#### [Supplied material]
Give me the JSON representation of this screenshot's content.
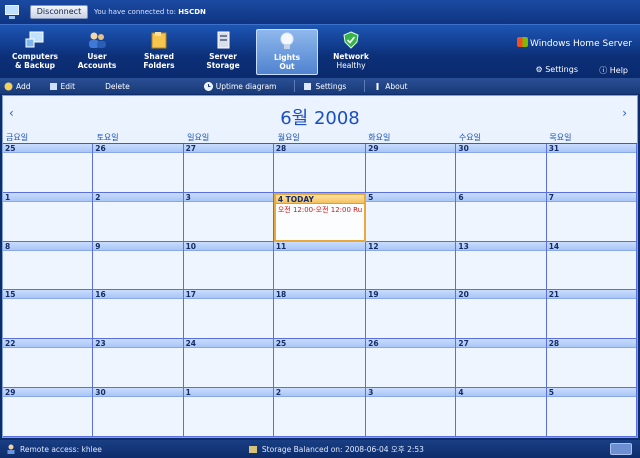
{
  "connection": {
    "disconnect_label": "Disconnect",
    "message_prefix": "You have connected to:",
    "server_name": "HSCDN"
  },
  "nav": {
    "tabs": [
      {
        "line1": "Computers",
        "line2": "& Backup",
        "icon": "computers-icon"
      },
      {
        "line1": "User",
        "line2": "Accounts",
        "icon": "users-icon"
      },
      {
        "line1": "Shared",
        "line2": "Folders",
        "icon": "folders-icon"
      },
      {
        "line1": "Server",
        "line2": "Storage",
        "icon": "storage-icon"
      },
      {
        "line1": "Lights",
        "line2": "Out",
        "icon": "bulb-icon",
        "active": true
      },
      {
        "line1": "Network",
        "line2": "Healthy",
        "icon": "shield-icon"
      }
    ],
    "brand": "Windows Home Server",
    "settings_label": "Settings",
    "help_label": "Help"
  },
  "toolbar": {
    "add_label": "Add",
    "edit_label": "Edit",
    "delete_label": "Delete",
    "uptime_label": "Uptime diagram",
    "settings_label": "Settings",
    "about_label": "About"
  },
  "calendar": {
    "month_title": "6월 2008",
    "prev_symbol": "‹",
    "next_symbol": "›",
    "weekdays": [
      "금요일",
      "토요일",
      "일요일",
      "월요일",
      "화요일",
      "수요일",
      "목요일"
    ],
    "days": [
      "25",
      "26",
      "27",
      "28",
      "29",
      "30",
      "31",
      "1",
      "2",
      "3",
      "4 TODAY",
      "5",
      "6",
      "7",
      "8",
      "9",
      "10",
      "11",
      "12",
      "13",
      "14",
      "15",
      "16",
      "17",
      "18",
      "19",
      "20",
      "21",
      "22",
      "23",
      "24",
      "25",
      "26",
      "27",
      "28",
      "29",
      "30",
      "1",
      "2",
      "3",
      "4",
      "5"
    ],
    "today_index": 10,
    "today_event": "오전 12:00-오전 12:00 Ru"
  },
  "status": {
    "remote_access": "Remote access: khlee",
    "storage": "Storage Balanced on: 2008-06-04 오후 2:53"
  },
  "colors": {
    "accent": "#1b4ec0",
    "grid_line": "#5a6fe0",
    "today_border": "#e8a83a",
    "event_text": "#dd1111"
  }
}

#### [Exercise objective]
Wherever the string "icon" appears in the entries above, list that line.

#### [Task result]
        "icon": "computers-icon"
        "icon": "users-icon"
        "icon": "folders-icon"
        "icon": "storage-icon"
        "icon": "bulb-icon",
        "icon": "shield-icon"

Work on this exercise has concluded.